--- START EXERCISE INPUT ---
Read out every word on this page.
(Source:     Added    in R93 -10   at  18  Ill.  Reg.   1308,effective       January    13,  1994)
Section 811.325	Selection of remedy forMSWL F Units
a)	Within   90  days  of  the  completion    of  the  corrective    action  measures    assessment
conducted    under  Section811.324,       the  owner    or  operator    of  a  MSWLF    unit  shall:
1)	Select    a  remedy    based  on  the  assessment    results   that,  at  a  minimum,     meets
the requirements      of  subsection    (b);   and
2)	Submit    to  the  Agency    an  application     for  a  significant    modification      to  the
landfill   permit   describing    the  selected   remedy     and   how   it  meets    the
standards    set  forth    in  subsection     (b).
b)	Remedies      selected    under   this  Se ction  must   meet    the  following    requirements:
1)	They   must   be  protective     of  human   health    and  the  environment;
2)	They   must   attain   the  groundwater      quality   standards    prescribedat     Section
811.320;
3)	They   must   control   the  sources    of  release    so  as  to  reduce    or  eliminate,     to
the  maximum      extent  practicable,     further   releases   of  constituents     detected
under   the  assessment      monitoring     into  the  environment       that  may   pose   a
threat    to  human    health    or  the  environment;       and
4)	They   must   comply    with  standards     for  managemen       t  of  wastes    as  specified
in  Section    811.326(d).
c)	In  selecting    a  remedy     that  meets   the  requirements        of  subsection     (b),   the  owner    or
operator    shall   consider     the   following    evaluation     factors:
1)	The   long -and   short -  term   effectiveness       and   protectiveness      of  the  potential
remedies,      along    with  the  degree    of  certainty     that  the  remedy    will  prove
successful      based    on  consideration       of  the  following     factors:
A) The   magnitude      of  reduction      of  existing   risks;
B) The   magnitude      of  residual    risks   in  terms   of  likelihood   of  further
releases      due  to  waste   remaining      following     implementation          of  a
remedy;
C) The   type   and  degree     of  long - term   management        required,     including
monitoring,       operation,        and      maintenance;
--- END EXERCISE INPUT ---
### TASK REQUIREMENTS
Quote each line above in full, word for word.

### SOLUTION TO THE PROBLEM
Read out every word on this page.
(Source:     Added    in R93 -10   at  18  Ill.  Reg.   1308,effective       January    13,  1994)
Section 811.325	Selection of remedy forMSWL F Units
a)	Within   90  days  of  the  completion    of  the  corrective    action  measures    assessment
conducted    under  Section811.324,       the  owner    or  operator    of  a  MSWLF    unit  shall:
1)	Select    a  remedy    based  on  the  assessment    results   that,  at  a  minimum,     meets
the requirements      of  subsection    (b);   and
2)	Submit    to  the  Agency    an  application     for  a  significant    modification      to  the
landfill   permit   describing    the  selected   remedy     and   how   it  meets    the
standards    set  forth    in  subsection     (b).
b)	Remedies      selected    under   this  Se ction  must   meet    the  following    requirements:
1)	They   must   be  protective     of  human   health    and  the  environment;
2)	They   must   attain   the  groundwater      quality   standards    prescribedat     Section
811.320;
3)	They   must   control   the  sources    of  release    so  as  to  reduce    or  eliminate,     to
the  maximum      extent  practicable,     further   releases   of  constituents     detected
under   the  assessment      monitoring     into  the  environment       that  may   pose   a
threat    to  human    health    or  the  environment;       and
4)	They   must   comply    with  standards     for  managemen       t  of  wastes    as  specified
in  Section    811.326(d).
c)	In  selecting    a  remedy     that  meets   the  requirements        of  subsection     (b),   the  owner    or
operator    shall   consider     the   following    evaluation     factors:
1)	The   long -and   short -  term   effectiveness       and   protectiveness      of  the  potential
remedies,      along    with  the  degree    of  certainty     that  the  remedy    will  prove
successful      based    on  consideration       of  the  following     factors:
A) The   magnitude      of  reduction      of  existing   risks;
B) The   magnitude      of  residual    risks   in  terms   of  likelihood   of  further
releases      due  to  waste   remaining      following     implementation          of  a
remedy;
C) The   type   and  degree     of  long - term   management        required,     including
monitoring,       operation,        and      maintenance;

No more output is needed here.